==== Text provided
There is also a more worrying, granular luck at play. The gender pay gap is getting worse – men earn 41% more than women (compared with 33% five years ago). Payment for Black and mixed-heritage authors is a full 51% lower than for white authors. Young authors earn less, as do older ones. Fewer authors than ever are receiving advances, and groups of authors who are statistically less likely to be able to support themselves through other means earn an even less affordable cut.
People are being paid less than half a living wage for their creative labour. The ALCS points to this as evidence of a global trend of the “devaluing of creative labour”. I agree – we see it everywhere: in the calls to work for nothing, in the initiatives to offer unfettered free access to creative work, in mass subscription models designed to serve corporations at the expense of creators.
The report shows a drop in the proportion of full-time authors from 40% of those surveyed in 2006 to just 19% today. This shows that we cannot keep relying on the assumption that people will find money from elsewhere to sustain their writing: many are leaving the profession.
========
==== Supplied material
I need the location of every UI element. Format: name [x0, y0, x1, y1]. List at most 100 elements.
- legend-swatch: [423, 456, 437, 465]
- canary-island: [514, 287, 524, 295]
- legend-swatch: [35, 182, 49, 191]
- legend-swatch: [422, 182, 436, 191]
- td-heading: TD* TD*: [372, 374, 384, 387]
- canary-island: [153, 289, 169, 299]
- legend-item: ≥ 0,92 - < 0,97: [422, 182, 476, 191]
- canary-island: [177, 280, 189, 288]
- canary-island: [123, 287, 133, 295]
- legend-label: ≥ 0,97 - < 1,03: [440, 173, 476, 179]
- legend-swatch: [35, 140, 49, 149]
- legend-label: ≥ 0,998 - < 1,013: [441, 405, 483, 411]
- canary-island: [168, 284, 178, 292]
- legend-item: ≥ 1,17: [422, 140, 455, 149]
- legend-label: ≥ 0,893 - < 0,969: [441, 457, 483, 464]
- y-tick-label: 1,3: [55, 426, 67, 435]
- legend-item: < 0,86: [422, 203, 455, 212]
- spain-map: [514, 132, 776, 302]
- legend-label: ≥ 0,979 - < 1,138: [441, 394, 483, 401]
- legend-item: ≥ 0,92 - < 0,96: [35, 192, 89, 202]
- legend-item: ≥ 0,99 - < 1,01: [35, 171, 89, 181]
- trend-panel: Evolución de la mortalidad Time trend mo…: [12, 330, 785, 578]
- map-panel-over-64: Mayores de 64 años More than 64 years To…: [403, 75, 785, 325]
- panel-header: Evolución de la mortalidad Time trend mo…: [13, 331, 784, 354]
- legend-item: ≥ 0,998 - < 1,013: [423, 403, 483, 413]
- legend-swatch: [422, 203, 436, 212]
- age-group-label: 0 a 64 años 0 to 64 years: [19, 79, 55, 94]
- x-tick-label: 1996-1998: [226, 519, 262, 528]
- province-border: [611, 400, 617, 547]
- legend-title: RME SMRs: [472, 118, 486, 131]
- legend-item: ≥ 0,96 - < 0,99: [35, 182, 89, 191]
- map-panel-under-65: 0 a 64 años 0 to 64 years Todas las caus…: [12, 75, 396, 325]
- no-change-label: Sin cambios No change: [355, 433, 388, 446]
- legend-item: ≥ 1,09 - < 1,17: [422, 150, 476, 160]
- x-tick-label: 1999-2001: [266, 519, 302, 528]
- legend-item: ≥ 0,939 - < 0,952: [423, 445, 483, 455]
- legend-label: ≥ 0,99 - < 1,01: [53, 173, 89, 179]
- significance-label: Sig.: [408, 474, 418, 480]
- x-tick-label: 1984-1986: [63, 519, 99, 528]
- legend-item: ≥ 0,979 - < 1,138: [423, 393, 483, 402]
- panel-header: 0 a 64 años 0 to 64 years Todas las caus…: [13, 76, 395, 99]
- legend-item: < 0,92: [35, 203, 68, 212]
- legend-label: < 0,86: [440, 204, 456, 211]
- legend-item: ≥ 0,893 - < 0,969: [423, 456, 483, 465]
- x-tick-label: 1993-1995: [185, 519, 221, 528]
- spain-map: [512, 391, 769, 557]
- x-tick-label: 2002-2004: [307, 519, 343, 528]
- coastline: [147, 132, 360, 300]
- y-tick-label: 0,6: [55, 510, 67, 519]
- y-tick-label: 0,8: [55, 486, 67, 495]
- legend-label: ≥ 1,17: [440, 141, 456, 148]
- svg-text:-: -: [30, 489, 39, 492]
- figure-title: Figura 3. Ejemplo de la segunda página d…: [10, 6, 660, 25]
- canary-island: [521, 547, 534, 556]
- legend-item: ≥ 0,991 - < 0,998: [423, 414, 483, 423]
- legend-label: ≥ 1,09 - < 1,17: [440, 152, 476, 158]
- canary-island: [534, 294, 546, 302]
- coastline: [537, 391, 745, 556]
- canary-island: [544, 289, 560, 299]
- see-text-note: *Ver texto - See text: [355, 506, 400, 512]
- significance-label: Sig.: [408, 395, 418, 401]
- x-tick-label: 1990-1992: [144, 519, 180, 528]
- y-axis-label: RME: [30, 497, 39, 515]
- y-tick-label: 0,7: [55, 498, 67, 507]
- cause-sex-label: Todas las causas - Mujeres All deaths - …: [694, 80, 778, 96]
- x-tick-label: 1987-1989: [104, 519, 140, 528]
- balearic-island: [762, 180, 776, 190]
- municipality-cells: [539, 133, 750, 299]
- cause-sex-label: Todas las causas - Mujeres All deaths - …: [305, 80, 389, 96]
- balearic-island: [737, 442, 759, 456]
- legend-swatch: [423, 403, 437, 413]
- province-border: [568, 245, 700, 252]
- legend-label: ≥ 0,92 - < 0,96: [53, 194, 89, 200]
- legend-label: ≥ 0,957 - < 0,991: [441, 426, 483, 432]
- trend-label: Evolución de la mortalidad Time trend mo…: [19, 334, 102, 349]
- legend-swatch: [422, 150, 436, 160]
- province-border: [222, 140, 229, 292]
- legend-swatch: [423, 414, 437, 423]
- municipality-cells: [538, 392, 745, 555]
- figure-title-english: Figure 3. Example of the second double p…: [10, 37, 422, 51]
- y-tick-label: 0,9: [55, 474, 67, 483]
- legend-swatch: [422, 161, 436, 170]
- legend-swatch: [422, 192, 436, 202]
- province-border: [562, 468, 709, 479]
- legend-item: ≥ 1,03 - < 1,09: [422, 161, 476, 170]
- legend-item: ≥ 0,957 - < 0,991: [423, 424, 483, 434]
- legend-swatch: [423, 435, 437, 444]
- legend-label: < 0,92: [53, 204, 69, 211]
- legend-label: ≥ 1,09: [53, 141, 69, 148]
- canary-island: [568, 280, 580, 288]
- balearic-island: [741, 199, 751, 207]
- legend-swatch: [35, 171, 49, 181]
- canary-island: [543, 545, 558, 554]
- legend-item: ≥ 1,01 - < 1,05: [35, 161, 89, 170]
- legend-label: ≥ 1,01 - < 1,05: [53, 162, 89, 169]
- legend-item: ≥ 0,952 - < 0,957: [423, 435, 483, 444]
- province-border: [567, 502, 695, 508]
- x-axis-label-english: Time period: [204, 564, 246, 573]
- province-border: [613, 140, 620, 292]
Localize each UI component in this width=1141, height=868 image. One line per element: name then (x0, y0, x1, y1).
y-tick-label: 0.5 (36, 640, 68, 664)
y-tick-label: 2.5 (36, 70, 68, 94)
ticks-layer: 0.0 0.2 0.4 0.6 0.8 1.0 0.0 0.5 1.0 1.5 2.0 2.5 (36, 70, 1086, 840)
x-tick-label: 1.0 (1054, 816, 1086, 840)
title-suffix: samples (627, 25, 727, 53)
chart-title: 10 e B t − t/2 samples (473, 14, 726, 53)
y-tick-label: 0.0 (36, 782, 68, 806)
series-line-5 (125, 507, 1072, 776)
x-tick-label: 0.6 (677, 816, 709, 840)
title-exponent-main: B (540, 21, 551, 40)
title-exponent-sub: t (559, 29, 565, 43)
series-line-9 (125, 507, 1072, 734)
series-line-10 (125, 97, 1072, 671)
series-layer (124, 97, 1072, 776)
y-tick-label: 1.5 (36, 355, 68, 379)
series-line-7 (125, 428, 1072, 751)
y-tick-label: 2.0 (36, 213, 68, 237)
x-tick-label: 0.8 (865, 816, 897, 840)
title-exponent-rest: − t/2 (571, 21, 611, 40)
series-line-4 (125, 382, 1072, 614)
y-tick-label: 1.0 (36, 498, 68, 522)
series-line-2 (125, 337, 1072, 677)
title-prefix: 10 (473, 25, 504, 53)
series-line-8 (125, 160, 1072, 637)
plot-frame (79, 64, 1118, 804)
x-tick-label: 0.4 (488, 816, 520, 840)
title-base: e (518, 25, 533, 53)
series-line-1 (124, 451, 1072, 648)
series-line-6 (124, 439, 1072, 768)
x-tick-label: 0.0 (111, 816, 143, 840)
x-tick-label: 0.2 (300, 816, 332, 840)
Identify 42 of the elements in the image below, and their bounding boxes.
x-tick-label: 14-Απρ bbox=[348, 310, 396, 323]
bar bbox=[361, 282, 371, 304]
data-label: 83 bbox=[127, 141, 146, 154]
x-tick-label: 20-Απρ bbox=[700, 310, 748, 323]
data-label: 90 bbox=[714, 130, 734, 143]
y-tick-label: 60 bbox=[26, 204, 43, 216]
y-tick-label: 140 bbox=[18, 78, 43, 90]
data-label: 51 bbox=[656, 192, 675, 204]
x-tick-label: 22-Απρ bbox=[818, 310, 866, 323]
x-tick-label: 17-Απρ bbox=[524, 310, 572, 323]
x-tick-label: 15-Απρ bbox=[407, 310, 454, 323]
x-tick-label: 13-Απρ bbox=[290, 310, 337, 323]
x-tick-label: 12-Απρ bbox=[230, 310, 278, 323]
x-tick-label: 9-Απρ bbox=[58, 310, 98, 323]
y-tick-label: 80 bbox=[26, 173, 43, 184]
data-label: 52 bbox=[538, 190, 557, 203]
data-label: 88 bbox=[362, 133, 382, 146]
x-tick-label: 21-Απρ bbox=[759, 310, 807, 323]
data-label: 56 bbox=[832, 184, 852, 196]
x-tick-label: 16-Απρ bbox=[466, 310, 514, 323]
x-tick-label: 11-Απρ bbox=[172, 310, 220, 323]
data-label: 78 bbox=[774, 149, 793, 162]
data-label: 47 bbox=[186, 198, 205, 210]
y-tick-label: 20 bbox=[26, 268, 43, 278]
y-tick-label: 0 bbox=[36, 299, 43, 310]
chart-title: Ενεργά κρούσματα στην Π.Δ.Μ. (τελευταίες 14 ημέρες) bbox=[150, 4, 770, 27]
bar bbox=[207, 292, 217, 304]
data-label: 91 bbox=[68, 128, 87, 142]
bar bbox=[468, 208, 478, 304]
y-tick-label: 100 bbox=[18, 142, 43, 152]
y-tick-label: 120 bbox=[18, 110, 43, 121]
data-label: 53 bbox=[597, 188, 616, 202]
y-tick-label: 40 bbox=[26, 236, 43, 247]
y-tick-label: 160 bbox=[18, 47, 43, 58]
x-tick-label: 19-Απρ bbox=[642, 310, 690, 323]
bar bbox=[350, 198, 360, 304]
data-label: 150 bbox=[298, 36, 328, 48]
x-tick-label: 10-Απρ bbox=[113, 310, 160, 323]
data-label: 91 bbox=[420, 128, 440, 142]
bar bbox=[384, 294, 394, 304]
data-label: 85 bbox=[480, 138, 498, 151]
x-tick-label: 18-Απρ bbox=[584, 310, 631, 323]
========
Do this: Carry on the text about falling pay for authors, starting right after its final sentence.

Result of the task:
At the Society of Authors, we have major concerns about what this means for the future of earning a living as an author. We daily offer support to writers, illustrators and translators to negotiate better contract terms or avoid poor deals, to educate them on business practices and self-promotion, and to give them the skills and knowledge to navigate a complex industry. We empower them where possible to remove luck from the equation and replace it with business sense.
But we can’t remove all the slots. Based on the ALCS’s findings, an author’s business sense alone won’t make it affordable for them to sustain their career. The report is likely to dissuade some potential authors from ever considering a creative career. Others already established are probably looking at other options and, based on the report’s findings, of the voices we lose, my worry is that they are more likely to be the ones that we most need to hear.
Writing as a profession is becoming inaccessible and unsustainable for too many. We need to start seeing contracts with fair payment, higher advances, better payment terms, better control of rights and clearer accounting, as we’ve called for in the Society of Authors’ Creator campaign.
Readers value a wide range of books and authors. Most of us don’t want our choice restricted to a small selection of books by a narrow range of authors, so we need to make this a viable profession for everyone.
With the top 10% of authors currently earning about 47% of all author earnings, it is time to spread the money more equitably to ensure that creators – the people whose work makes the industry possible – aren’t left relying on chance.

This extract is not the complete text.